[START RECORDS SHOWN]

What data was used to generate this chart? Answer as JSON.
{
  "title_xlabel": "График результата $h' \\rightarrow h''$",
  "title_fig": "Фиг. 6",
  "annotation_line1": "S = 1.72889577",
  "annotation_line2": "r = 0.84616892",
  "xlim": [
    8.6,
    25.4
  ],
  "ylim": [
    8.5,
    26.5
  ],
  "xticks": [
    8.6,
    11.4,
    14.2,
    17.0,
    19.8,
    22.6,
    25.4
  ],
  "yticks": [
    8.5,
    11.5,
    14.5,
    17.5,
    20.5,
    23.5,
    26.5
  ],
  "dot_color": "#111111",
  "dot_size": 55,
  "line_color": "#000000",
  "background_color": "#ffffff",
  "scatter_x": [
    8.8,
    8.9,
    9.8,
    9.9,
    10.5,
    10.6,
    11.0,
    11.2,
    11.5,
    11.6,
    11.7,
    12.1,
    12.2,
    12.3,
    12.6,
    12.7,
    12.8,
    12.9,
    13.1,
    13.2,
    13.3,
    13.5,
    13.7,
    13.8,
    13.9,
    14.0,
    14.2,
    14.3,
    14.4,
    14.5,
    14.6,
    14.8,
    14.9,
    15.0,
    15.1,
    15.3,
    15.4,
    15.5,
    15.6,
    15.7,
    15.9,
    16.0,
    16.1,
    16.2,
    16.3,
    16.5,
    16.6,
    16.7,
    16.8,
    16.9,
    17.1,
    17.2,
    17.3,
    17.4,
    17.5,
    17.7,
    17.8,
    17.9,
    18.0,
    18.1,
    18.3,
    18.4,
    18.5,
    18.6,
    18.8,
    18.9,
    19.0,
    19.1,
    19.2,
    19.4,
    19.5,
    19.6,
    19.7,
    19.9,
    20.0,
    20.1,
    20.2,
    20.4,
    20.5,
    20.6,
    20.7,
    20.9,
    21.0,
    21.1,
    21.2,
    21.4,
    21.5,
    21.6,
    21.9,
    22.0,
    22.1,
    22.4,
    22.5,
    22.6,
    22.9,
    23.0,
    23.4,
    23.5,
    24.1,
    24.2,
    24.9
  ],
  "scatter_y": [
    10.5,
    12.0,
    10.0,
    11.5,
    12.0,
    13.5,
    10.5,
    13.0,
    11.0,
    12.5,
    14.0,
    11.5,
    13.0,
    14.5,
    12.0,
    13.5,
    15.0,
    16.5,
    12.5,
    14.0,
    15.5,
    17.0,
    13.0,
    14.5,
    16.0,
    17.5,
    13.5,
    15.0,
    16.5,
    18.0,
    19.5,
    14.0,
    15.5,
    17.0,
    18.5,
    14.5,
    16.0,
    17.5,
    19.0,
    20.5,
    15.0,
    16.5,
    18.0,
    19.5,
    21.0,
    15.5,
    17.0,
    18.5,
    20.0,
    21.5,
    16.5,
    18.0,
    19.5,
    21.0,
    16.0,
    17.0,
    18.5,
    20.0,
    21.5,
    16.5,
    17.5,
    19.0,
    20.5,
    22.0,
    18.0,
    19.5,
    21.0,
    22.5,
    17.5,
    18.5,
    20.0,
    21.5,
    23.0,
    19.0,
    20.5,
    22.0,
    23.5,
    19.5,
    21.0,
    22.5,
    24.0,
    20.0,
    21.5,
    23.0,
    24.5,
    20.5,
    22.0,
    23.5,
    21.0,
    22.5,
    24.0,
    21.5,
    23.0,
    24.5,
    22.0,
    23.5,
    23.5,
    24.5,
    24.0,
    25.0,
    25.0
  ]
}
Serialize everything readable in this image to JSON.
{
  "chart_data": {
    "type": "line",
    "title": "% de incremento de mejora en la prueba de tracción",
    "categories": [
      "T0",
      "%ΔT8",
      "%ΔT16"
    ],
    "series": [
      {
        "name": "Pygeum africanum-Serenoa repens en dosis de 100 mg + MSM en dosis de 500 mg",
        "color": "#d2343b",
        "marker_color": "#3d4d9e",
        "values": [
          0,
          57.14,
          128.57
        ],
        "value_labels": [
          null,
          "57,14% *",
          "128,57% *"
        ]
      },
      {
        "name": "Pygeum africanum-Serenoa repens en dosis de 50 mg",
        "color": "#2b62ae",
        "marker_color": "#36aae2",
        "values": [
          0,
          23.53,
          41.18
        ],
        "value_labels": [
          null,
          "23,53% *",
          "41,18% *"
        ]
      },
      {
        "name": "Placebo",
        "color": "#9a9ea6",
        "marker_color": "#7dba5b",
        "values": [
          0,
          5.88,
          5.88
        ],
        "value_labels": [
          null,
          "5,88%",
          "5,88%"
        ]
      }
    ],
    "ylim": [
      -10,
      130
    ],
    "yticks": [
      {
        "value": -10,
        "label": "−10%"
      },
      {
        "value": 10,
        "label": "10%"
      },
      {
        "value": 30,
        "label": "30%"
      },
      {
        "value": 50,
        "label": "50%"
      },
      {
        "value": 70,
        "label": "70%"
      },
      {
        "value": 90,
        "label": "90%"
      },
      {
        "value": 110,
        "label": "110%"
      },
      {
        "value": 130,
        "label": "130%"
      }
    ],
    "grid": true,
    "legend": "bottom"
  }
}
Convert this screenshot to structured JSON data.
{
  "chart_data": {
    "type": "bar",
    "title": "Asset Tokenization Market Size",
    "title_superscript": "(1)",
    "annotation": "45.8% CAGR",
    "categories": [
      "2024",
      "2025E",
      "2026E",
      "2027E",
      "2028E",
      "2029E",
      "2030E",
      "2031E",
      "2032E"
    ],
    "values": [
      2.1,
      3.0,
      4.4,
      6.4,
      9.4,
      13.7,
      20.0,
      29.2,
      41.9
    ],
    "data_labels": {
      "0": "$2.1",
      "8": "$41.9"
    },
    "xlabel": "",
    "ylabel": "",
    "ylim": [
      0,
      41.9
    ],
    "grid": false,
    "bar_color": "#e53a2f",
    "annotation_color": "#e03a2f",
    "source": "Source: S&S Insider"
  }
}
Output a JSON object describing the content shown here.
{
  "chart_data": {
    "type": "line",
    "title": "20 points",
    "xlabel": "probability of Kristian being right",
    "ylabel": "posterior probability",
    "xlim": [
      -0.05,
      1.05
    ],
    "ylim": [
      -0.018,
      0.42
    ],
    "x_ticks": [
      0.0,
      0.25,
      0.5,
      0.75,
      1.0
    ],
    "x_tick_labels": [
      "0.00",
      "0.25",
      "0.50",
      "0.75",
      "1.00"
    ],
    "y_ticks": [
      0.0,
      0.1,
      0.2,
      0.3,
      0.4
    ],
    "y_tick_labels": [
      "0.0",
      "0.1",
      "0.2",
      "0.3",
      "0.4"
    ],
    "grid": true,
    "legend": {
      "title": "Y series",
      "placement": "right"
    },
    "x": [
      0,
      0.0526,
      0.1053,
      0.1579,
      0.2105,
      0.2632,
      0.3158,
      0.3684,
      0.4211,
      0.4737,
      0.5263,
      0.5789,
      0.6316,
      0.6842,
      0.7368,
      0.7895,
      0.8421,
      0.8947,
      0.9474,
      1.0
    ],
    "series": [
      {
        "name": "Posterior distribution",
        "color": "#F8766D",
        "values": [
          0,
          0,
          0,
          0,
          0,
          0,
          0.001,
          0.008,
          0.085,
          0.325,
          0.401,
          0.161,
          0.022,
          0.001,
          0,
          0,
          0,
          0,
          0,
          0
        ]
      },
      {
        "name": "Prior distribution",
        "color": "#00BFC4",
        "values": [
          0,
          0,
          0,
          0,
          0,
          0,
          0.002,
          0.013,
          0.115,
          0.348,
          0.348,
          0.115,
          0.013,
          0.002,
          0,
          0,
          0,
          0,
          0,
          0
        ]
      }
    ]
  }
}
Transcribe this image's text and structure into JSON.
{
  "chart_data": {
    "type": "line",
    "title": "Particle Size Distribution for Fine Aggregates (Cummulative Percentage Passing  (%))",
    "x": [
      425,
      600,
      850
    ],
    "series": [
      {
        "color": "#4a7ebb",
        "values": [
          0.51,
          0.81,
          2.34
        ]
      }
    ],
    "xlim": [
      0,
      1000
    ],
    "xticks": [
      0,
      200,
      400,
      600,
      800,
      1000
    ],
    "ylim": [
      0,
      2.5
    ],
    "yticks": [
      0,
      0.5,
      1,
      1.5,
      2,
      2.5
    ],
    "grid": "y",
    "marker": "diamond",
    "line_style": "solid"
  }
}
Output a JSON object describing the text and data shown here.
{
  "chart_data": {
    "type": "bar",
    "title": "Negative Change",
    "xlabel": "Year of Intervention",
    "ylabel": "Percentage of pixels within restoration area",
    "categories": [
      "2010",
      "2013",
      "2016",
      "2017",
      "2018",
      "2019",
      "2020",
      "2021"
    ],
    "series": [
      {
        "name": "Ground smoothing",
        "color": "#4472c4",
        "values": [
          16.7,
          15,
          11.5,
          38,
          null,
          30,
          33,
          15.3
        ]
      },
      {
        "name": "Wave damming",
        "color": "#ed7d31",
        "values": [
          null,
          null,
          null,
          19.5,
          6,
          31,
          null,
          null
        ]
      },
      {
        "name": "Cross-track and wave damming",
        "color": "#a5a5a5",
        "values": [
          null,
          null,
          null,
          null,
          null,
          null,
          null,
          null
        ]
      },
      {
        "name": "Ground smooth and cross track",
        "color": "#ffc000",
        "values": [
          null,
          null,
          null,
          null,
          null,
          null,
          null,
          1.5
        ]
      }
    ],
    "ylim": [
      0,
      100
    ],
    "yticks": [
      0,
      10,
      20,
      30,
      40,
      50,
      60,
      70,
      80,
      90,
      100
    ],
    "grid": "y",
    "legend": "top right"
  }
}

[END RECORDS SHOWN]

» OBJECTIVE
Identify the lines of the data that contain the word "africanum". Copy each of them.

» REPLY
        "name": "Pygeum africanum-Serenoa repens en dosis de 100 mg + MSM en dosis de 500 mg",
        "name": "Pygeum africanum-Serenoa repens en dosis de 50 mg",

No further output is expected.